**TASK:** Copy out, from the entries below, each line holding the string "Diclofenac".

**EXERCISE MATERIAL:**

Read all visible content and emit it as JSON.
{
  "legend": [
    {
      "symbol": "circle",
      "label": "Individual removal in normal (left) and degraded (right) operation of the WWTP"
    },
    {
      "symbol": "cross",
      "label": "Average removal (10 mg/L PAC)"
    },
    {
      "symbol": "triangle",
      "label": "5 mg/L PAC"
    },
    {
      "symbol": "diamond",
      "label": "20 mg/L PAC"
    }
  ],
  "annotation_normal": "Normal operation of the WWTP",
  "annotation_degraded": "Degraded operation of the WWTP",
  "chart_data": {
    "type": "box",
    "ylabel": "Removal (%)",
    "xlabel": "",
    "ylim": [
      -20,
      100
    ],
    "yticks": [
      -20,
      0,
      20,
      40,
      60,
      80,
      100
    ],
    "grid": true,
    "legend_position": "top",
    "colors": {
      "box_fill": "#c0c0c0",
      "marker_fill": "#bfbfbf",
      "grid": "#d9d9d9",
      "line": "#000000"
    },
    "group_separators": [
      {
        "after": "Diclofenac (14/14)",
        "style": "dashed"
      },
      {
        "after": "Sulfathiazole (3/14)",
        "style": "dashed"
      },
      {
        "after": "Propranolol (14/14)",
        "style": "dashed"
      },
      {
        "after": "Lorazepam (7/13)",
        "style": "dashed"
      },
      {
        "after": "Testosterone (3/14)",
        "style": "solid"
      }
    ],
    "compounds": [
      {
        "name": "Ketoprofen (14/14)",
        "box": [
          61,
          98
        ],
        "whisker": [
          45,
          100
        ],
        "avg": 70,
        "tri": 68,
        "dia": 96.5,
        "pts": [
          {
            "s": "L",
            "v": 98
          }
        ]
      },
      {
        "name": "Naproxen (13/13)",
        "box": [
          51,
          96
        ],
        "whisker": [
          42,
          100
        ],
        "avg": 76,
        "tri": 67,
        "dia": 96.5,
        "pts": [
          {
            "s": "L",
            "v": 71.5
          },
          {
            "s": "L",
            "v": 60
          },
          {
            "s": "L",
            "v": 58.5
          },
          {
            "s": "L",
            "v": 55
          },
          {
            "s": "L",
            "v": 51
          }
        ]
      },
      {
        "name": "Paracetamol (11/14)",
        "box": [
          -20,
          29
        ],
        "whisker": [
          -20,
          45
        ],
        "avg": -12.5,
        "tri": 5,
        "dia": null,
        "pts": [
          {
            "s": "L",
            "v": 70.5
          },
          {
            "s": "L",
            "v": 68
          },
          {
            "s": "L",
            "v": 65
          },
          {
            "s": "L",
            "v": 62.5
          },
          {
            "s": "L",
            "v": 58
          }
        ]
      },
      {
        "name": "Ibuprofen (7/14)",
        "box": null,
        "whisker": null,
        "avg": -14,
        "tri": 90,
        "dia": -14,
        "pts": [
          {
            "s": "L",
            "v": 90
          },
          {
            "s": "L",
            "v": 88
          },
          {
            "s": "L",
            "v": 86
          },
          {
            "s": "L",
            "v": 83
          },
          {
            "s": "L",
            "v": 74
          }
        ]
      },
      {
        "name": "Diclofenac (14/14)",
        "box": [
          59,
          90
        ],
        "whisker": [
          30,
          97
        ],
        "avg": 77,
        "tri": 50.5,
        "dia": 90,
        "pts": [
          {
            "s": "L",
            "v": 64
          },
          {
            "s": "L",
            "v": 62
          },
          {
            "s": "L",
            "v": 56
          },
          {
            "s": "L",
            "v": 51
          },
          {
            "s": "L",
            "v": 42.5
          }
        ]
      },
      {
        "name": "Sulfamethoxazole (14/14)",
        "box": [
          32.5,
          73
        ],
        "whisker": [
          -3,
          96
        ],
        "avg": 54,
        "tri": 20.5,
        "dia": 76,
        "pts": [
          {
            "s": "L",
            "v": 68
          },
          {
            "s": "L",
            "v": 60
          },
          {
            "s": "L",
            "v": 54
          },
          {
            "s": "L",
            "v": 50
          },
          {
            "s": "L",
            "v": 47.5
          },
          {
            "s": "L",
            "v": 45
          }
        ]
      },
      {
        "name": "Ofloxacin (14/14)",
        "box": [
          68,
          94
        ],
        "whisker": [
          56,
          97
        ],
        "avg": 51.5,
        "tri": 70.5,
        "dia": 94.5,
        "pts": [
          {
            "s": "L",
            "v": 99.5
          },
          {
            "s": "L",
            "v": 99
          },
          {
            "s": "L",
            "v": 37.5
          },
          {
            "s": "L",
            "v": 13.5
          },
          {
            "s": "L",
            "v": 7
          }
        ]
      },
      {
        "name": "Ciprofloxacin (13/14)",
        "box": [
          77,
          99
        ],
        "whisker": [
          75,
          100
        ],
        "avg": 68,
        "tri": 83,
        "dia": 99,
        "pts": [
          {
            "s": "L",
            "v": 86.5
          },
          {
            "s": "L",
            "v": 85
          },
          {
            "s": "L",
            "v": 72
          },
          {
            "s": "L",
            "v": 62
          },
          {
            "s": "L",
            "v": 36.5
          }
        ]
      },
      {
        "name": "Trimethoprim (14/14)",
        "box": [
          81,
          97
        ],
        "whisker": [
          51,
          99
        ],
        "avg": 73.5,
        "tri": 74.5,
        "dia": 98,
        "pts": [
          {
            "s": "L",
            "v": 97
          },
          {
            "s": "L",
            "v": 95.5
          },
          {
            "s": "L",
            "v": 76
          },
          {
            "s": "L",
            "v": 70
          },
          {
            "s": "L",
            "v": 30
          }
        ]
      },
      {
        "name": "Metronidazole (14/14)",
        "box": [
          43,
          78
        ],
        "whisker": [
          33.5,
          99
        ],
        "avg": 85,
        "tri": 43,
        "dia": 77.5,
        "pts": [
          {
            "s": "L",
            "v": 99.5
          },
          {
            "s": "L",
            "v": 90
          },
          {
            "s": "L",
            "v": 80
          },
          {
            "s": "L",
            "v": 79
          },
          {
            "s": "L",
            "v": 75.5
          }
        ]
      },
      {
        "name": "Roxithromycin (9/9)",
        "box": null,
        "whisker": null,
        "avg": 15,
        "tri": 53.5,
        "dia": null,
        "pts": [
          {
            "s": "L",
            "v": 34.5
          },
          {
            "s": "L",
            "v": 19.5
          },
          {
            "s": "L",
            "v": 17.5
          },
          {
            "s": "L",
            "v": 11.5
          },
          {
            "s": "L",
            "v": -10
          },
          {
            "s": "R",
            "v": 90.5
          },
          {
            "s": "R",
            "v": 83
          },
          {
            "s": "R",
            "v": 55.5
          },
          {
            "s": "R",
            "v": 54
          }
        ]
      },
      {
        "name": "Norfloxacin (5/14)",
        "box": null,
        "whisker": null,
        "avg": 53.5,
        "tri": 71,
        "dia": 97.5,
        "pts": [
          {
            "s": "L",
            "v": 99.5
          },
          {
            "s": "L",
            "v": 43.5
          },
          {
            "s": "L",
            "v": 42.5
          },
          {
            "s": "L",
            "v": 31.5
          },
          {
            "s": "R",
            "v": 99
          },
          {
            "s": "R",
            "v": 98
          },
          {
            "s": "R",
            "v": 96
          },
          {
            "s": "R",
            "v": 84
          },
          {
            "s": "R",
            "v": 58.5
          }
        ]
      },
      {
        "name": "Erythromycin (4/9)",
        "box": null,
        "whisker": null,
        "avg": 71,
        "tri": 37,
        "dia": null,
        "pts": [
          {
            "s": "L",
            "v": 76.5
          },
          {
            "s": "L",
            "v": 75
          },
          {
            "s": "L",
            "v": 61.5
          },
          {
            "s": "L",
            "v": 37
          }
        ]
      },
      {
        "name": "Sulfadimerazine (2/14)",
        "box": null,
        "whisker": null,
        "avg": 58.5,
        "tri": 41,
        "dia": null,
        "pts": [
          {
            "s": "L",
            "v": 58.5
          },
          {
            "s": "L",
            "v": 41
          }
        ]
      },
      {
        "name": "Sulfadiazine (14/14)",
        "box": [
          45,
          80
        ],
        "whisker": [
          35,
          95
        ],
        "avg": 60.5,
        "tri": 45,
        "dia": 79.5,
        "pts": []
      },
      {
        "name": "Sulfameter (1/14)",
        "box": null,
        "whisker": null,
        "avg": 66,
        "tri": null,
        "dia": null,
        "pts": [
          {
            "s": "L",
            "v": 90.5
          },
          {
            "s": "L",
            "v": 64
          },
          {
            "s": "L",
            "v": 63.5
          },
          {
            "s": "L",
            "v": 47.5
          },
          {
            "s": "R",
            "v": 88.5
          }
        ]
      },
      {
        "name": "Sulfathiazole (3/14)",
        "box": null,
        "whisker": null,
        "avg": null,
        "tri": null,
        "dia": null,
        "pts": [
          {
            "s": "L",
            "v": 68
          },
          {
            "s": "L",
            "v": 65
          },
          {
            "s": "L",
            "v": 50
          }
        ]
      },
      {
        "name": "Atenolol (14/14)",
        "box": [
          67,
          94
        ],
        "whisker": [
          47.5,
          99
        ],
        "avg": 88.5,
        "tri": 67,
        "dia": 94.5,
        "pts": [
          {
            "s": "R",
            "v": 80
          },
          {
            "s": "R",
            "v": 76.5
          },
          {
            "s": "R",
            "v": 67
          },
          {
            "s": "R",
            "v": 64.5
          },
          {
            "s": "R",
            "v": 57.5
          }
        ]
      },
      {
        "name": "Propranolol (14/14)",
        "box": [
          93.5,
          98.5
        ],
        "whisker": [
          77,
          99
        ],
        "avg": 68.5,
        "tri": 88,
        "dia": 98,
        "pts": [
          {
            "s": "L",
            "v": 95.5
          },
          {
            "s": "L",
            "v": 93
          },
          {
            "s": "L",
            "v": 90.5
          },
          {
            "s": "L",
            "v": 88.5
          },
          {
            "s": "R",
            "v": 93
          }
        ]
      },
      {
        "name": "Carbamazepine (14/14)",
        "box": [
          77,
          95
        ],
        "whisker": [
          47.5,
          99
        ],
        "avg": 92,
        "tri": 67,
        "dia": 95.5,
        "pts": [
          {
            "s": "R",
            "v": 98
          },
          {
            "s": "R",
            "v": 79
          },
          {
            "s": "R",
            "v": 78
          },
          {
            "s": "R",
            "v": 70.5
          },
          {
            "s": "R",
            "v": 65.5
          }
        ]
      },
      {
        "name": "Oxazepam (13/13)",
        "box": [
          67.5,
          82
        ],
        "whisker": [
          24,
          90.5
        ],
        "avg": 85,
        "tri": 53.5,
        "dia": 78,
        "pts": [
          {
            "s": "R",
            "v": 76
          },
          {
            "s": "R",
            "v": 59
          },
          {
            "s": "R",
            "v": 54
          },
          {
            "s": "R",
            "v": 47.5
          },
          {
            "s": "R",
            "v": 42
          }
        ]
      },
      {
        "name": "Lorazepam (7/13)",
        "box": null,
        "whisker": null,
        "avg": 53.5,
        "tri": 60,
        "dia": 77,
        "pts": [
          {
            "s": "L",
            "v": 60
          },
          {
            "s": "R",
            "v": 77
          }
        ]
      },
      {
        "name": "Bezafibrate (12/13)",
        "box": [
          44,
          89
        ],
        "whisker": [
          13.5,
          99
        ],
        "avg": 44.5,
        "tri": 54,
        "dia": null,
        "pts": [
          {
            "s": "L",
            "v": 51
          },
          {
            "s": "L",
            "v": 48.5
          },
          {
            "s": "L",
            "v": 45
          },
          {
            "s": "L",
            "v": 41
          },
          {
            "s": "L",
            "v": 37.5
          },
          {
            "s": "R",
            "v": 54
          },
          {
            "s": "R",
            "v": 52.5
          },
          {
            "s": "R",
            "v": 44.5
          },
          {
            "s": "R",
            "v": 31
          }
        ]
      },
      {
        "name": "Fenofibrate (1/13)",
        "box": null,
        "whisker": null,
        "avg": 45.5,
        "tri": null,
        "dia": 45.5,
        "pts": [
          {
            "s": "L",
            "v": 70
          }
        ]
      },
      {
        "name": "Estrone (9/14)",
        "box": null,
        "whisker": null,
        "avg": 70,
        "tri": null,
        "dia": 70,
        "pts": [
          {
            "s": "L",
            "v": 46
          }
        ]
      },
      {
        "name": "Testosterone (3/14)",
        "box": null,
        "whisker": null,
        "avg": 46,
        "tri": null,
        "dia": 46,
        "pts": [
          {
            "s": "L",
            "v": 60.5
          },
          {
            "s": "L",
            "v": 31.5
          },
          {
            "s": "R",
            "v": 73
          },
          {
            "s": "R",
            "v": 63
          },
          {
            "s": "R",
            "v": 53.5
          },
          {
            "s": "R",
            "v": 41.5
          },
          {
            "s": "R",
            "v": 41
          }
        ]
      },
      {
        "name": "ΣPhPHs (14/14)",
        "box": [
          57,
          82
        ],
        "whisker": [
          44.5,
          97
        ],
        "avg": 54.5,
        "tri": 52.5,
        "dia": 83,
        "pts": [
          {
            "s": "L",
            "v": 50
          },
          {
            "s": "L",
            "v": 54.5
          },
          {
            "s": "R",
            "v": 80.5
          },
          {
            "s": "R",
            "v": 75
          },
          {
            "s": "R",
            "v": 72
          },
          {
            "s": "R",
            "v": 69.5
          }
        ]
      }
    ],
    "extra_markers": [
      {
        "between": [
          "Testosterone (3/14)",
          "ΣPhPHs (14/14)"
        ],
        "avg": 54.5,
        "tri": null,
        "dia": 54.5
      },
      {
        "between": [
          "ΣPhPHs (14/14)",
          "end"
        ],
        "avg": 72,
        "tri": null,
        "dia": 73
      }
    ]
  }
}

**RESULT:**
        "after": "Diclofenac (14/14)",
        "name": "Diclofenac (14/14)",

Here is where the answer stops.